WORK TO DO:
In the records that follow, show each line where the word "insurance" is present.

Data records:
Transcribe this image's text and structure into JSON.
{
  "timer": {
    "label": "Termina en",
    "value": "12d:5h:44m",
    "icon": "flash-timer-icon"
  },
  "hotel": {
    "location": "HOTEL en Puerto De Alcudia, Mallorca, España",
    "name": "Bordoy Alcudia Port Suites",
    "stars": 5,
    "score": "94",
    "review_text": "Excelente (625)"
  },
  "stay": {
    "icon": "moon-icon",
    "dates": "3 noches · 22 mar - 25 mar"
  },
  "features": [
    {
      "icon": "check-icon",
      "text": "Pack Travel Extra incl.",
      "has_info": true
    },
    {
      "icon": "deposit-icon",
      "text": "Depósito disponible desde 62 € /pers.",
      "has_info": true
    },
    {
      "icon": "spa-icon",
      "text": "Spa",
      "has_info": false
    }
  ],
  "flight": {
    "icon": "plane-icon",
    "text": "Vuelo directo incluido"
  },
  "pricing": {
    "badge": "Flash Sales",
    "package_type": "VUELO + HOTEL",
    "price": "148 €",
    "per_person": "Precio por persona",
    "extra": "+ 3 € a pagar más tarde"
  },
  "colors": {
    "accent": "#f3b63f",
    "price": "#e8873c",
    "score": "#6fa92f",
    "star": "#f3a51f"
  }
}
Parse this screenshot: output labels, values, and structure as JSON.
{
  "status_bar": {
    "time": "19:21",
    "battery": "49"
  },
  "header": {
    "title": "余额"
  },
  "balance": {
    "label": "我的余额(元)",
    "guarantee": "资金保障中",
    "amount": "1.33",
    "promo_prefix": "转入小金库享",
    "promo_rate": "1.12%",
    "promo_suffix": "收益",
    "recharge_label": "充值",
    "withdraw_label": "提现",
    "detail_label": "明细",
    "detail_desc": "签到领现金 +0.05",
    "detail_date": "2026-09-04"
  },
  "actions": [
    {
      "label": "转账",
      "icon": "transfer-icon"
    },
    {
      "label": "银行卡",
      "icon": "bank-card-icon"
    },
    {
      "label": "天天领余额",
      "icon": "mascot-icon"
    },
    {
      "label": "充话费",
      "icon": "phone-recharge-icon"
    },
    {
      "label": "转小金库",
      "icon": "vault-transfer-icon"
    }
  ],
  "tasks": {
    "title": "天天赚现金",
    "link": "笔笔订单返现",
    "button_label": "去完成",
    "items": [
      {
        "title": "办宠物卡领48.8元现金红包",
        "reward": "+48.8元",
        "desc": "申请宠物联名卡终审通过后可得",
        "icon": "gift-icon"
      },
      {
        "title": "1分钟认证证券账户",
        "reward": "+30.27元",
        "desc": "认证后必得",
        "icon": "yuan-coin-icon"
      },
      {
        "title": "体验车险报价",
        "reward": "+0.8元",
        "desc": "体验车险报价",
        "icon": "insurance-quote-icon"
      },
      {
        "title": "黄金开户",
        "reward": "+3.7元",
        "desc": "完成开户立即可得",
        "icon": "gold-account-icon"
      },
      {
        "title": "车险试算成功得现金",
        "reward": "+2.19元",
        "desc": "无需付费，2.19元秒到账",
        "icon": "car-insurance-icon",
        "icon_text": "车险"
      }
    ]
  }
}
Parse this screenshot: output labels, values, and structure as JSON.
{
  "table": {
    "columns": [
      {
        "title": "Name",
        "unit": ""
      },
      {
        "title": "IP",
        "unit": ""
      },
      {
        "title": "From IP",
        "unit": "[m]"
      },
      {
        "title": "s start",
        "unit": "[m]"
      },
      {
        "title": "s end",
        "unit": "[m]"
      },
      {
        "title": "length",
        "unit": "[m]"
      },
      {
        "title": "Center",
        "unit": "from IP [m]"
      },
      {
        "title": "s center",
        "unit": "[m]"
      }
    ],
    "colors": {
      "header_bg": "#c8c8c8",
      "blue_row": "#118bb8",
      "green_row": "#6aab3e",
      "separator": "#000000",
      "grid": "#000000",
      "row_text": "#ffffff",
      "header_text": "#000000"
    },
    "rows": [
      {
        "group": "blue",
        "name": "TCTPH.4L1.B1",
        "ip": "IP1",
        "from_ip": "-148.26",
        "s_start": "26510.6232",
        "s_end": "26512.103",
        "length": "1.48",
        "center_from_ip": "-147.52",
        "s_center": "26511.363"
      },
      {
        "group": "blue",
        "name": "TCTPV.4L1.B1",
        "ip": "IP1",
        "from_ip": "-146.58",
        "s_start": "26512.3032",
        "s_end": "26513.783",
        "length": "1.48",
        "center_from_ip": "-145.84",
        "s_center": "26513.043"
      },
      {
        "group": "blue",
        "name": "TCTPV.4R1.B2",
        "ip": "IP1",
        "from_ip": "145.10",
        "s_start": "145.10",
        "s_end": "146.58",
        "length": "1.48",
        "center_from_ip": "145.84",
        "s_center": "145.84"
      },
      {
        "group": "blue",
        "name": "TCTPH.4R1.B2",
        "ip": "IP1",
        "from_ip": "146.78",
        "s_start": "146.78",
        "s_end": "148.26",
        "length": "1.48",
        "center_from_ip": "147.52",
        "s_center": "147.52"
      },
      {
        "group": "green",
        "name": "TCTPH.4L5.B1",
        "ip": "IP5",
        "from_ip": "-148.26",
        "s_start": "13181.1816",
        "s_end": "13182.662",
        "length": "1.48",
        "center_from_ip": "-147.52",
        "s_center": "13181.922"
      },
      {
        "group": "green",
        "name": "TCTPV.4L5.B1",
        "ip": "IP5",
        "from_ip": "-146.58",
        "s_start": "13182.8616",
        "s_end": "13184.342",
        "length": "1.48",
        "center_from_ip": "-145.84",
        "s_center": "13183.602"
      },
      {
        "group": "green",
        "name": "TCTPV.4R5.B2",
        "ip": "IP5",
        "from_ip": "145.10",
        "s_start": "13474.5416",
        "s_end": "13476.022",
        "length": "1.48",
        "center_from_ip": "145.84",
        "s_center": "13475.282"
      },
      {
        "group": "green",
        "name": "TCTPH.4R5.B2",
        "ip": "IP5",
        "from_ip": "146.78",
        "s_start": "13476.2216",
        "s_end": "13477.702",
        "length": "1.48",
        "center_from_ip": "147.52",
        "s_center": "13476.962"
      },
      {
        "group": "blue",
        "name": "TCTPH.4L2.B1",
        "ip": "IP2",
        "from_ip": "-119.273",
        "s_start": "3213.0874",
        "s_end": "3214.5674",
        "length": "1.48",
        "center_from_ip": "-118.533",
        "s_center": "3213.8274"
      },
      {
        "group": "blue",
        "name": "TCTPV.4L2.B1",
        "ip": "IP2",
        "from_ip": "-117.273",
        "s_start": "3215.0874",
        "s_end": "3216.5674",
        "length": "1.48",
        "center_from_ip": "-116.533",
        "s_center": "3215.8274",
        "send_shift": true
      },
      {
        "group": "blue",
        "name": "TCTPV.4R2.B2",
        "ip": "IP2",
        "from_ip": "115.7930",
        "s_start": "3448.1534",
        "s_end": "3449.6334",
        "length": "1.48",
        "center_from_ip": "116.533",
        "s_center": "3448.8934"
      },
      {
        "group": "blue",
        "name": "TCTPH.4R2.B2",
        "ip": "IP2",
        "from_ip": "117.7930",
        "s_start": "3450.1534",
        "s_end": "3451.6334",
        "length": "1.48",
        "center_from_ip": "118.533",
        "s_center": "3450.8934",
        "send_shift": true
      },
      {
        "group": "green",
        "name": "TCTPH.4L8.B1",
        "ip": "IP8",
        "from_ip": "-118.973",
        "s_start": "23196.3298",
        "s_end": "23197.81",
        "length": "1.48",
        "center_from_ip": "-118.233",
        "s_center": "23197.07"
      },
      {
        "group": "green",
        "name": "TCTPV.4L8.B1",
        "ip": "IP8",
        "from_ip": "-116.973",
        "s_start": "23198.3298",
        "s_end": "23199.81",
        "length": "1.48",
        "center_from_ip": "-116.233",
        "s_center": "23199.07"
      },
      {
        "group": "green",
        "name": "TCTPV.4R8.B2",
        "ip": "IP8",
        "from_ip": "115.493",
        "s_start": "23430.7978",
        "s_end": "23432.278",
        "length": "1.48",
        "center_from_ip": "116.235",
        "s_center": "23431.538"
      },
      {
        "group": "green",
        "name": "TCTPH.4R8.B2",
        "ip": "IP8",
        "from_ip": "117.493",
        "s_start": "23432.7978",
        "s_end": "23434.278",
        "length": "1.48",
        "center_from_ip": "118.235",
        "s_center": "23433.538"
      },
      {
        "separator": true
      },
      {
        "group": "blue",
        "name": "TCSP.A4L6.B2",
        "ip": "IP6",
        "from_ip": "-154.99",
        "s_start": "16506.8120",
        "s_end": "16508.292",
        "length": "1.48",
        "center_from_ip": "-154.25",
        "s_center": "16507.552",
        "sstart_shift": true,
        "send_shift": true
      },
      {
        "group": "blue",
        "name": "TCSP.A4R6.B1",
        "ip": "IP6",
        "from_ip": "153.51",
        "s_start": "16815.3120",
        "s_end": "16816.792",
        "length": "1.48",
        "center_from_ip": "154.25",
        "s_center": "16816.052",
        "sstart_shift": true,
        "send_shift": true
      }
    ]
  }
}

RESULT OF THE EXERCISE:
        "icon": "insurance-quote-icon"
        "icon": "car-insurance-icon",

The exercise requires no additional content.